INSTRUCTIONS TO FOLLOW: Work out the number of lines containing "Output". Answer with nothing but that number.

Structured figure records:
[Start]
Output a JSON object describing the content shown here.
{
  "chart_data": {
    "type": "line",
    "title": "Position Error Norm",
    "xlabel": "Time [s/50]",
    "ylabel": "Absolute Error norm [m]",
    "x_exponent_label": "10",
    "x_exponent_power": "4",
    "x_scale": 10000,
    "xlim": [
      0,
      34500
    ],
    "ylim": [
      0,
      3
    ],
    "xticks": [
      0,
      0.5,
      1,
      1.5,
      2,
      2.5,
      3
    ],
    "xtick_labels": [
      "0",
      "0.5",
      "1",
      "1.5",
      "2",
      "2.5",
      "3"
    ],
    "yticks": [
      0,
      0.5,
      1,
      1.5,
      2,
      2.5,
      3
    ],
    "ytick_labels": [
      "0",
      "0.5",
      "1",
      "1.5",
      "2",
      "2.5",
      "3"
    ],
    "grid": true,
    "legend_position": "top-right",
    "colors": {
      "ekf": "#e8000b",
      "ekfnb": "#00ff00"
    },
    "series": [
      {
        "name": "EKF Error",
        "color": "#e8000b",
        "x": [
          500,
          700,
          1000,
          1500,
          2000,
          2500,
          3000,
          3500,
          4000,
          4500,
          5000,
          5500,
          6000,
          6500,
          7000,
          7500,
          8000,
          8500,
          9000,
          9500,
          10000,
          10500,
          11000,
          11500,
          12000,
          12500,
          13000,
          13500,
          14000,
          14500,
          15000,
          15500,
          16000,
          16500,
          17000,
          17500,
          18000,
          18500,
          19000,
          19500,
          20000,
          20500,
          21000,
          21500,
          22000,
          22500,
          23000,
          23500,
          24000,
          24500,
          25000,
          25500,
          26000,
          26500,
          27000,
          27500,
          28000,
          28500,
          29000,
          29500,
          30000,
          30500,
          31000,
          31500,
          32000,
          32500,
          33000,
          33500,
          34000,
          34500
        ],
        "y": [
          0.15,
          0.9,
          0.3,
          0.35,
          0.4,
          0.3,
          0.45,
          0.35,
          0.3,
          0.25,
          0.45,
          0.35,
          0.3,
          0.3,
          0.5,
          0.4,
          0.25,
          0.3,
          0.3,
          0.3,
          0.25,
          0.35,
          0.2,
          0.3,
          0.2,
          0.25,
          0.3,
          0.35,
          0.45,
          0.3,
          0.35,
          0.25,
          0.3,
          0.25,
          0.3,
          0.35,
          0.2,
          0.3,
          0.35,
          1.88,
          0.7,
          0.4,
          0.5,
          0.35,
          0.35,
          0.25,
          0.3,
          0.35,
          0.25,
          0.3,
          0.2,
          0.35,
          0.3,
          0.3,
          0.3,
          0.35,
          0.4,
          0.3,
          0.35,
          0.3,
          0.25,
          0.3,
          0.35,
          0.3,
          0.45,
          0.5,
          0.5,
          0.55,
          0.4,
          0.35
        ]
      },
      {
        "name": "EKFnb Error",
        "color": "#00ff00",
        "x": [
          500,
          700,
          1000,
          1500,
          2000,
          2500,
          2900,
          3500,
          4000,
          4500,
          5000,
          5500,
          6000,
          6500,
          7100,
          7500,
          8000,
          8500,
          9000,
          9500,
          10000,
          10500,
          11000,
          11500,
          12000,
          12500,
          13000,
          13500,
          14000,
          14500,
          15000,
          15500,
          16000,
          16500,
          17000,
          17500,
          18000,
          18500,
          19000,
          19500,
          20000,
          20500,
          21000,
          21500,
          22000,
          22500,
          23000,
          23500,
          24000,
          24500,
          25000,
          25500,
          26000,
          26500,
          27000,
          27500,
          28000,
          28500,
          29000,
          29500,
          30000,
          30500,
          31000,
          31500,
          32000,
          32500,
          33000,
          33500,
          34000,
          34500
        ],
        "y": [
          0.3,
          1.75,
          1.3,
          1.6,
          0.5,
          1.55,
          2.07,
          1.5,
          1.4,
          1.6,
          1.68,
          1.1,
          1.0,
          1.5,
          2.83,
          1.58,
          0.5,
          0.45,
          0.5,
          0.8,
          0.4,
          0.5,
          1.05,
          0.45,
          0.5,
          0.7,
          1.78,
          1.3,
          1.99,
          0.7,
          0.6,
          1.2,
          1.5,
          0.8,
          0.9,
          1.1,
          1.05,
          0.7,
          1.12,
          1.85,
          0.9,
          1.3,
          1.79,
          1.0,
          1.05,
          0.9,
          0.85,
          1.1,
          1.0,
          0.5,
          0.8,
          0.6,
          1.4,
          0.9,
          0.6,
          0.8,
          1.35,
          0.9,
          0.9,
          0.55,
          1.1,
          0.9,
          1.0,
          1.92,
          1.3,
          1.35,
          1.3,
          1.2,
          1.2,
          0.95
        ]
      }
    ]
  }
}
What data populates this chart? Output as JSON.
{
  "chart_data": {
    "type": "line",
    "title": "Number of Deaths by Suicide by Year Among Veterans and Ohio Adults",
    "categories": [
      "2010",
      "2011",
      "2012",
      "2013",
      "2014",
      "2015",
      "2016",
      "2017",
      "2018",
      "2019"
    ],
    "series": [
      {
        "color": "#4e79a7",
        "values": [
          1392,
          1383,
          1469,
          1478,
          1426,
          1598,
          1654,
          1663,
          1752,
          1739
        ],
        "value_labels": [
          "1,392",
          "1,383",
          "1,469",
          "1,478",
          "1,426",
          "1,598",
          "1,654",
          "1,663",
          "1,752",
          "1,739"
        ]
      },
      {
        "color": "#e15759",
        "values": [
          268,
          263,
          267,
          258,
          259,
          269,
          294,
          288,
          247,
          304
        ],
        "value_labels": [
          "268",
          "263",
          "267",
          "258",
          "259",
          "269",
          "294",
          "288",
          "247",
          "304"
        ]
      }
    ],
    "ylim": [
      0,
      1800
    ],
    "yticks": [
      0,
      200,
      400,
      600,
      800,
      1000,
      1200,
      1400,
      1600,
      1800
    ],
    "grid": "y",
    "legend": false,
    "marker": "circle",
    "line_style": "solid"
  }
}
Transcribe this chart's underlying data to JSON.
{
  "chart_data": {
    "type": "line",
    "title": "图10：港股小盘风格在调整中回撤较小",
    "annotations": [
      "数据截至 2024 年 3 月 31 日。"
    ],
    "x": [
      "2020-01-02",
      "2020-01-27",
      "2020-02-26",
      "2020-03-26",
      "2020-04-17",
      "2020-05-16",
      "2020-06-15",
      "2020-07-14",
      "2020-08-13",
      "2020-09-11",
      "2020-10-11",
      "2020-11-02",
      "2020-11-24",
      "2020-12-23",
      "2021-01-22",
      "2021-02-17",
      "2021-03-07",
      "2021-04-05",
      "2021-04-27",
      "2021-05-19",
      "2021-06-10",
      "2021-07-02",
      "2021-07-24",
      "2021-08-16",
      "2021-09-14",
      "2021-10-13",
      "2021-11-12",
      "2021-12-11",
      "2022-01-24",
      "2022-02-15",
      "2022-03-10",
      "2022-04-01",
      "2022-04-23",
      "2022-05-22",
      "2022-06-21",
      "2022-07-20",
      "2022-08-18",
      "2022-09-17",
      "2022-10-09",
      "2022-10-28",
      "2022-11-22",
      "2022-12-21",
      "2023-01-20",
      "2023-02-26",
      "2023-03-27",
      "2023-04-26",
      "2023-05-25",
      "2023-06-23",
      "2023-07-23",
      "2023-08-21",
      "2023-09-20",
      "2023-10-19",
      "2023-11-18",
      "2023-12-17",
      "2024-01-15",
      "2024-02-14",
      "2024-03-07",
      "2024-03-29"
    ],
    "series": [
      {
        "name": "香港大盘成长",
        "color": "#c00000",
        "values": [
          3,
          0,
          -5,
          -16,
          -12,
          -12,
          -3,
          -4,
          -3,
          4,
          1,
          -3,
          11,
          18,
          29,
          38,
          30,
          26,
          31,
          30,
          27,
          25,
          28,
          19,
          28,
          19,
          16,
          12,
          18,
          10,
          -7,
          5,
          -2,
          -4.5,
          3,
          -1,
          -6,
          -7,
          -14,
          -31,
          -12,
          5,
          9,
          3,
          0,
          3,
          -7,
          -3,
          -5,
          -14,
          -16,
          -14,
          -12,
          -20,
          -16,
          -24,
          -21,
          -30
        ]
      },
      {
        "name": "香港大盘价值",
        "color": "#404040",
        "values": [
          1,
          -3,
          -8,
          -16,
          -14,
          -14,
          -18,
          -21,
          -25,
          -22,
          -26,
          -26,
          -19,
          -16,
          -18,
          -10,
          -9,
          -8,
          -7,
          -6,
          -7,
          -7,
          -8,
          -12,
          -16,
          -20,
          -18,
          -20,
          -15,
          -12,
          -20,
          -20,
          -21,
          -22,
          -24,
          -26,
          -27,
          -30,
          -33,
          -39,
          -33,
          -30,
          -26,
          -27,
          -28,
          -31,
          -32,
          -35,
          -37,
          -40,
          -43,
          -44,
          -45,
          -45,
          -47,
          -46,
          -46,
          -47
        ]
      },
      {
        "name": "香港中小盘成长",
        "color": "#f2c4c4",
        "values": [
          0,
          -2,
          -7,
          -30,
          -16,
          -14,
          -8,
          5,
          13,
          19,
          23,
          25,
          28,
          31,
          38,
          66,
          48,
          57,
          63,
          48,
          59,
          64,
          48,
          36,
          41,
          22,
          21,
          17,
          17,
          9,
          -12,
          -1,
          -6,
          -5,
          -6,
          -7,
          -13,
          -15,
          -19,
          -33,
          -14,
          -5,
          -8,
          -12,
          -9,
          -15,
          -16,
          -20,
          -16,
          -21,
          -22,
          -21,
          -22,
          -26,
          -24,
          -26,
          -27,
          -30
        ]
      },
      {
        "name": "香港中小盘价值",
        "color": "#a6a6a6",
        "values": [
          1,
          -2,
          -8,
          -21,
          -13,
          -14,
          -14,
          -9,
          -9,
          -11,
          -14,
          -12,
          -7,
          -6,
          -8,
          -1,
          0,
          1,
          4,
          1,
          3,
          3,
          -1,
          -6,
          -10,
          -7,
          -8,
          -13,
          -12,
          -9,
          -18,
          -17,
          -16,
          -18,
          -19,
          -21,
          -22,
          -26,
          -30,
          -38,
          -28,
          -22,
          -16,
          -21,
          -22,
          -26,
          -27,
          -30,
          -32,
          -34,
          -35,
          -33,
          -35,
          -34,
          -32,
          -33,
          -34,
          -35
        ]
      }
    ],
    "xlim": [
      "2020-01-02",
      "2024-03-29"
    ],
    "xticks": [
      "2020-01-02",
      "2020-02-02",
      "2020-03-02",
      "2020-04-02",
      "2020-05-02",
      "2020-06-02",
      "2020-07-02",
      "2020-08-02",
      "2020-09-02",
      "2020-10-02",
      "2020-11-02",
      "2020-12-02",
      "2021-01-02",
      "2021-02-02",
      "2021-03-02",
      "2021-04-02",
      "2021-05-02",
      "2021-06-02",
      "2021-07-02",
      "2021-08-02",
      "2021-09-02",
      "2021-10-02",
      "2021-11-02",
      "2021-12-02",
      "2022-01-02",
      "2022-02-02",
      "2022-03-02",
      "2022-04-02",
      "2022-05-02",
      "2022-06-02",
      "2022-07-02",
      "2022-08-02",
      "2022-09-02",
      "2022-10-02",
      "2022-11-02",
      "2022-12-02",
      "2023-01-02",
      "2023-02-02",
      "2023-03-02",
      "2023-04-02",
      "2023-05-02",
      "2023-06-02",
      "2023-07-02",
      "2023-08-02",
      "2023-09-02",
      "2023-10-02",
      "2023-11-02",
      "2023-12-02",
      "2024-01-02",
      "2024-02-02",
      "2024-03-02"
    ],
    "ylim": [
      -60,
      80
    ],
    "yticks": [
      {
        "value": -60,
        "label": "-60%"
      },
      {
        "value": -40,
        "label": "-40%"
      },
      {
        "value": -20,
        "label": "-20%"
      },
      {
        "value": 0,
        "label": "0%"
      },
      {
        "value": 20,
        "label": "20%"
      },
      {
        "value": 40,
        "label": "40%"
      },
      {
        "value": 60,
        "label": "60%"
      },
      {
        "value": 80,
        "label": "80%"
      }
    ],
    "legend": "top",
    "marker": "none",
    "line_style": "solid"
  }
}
[End]
ANSWER TO THIS EXERCISE: 2